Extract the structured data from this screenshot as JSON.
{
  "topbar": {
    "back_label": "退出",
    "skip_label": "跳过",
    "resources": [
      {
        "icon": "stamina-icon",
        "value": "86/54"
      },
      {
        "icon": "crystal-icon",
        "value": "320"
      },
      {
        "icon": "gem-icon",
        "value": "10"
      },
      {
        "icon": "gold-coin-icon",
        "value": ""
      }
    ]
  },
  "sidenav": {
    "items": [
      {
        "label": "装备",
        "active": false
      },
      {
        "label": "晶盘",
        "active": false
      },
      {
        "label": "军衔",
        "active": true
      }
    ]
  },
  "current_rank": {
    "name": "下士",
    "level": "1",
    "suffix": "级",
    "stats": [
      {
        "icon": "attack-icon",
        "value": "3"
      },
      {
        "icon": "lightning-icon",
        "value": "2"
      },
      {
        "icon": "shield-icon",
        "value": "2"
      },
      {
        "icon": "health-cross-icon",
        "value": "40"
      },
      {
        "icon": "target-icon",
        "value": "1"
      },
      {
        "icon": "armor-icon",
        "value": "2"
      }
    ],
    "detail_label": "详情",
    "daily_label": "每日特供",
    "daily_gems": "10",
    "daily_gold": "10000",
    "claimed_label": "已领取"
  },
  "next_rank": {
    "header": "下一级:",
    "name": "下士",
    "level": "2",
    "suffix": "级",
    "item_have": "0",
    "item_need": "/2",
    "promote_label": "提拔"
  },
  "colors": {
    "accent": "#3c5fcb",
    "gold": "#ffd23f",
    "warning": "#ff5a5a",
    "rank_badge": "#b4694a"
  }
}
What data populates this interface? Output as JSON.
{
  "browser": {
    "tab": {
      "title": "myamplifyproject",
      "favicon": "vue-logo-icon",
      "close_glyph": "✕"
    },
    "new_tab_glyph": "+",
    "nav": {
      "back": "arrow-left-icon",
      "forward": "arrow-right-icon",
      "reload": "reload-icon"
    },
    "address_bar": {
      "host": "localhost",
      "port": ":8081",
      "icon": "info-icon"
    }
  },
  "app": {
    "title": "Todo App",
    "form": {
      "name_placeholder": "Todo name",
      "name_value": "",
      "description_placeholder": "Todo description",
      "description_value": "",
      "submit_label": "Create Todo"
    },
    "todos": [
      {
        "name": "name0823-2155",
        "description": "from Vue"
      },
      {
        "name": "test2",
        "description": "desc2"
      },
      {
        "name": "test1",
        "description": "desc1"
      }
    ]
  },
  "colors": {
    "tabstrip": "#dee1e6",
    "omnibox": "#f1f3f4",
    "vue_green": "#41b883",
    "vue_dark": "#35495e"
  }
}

::::

WHAT NEEDS TO BE DONE → Write out every line of the records exactly.

ANSWER →
Extract the structured data from this screenshot as JSON.
{
  "topbar": {
    "back_label": "退出",
    "skip_label": "跳过",
    "resources": [
      {
        "icon": "stamina-icon",
        "value": "86/54"
      },
      {
        "icon": "crystal-icon",
        "value": "320"
      },
      {
        "icon": "gem-icon",
        "value": "10"
      },
      {
        "icon": "gold-coin-icon",
        "value": ""
      }
    ]
  },
  "sidenav": {
    "items": [
      {
        "label": "装备",
        "active": false
      },
      {
        "label": "晶盘",
        "active": false
      },
      {
        "label": "军衔",
        "active": true
      }
    ]
  },
  "current_rank": {
    "name": "下士",
    "level": "1",
    "suffix": "级",
    "stats": [
      {
        "icon": "attack-icon",
        "value": "3"
      },
      {
        "icon": "lightning-icon",
        "value": "2"
      },
      {
        "icon": "shield-icon",
        "value": "2"
      },
      {
        "icon": "health-cross-icon",
        "value": "40"
      },
      {
        "icon": "target-icon",
        "value": "1"
      },
      {
        "icon": "armor-icon",
        "value": "2"
      }
    ],
    "detail_label": "详情",
    "daily_label": "每日特供",
    "daily_gems": "10",
    "daily_gold": "10000",
    "claimed_label": "已领取"
  },
  "next_rank": {
    "header": "下一级:",
    "name": "下士",
    "level": "2",
    "suffix": "级",
    "item_have": "0",
    "item_need": "/2",
    "promote_label": "提拔"
  },
  "colors": {
    "accent": "#3c5fcb",
    "gold": "#ffd23f",
    "warning": "#ff5a5a",
    "rank_badge": "#b4694a"
  }
}
What data populates this interface? Output as JSON.
{
  "browser": {
    "tab": {
      "title": "myamplifyproject",
      "favicon": "vue-logo-icon",
      "close_glyph": "✕"
    },
    "new_tab_glyph": "+",
    "nav": {
      "back": "arrow-left-icon",
      "forward": "arrow-right-icon",
      "reload": "reload-icon"
    },
    "address_bar": {
      "host": "localhost",
      "port": ":8081",
      "icon": "info-icon"
    }
  },
  "app": {
    "title": "Todo App",
    "form": {
      "name_placeholder": "Todo name",
      "name_value": "",
      "description_placeholder": "Todo description",
      "description_value": "",
      "submit_label": "Create Todo"
    },
    "todos": [
      {
        "name": "name0823-2155",
        "description": "from Vue"
      },
      {
        "name": "test2",
        "description": "desc2"
      },
      {
        "name": "test1",
        "description": "desc1"
      }
    ]
  },
  "colors": {
    "tabstrip": "#dee1e6",
    "omnibox": "#f1f3f4",
    "vue_green": "#41b883",
    "vue_dark": "#35495e"
  }
}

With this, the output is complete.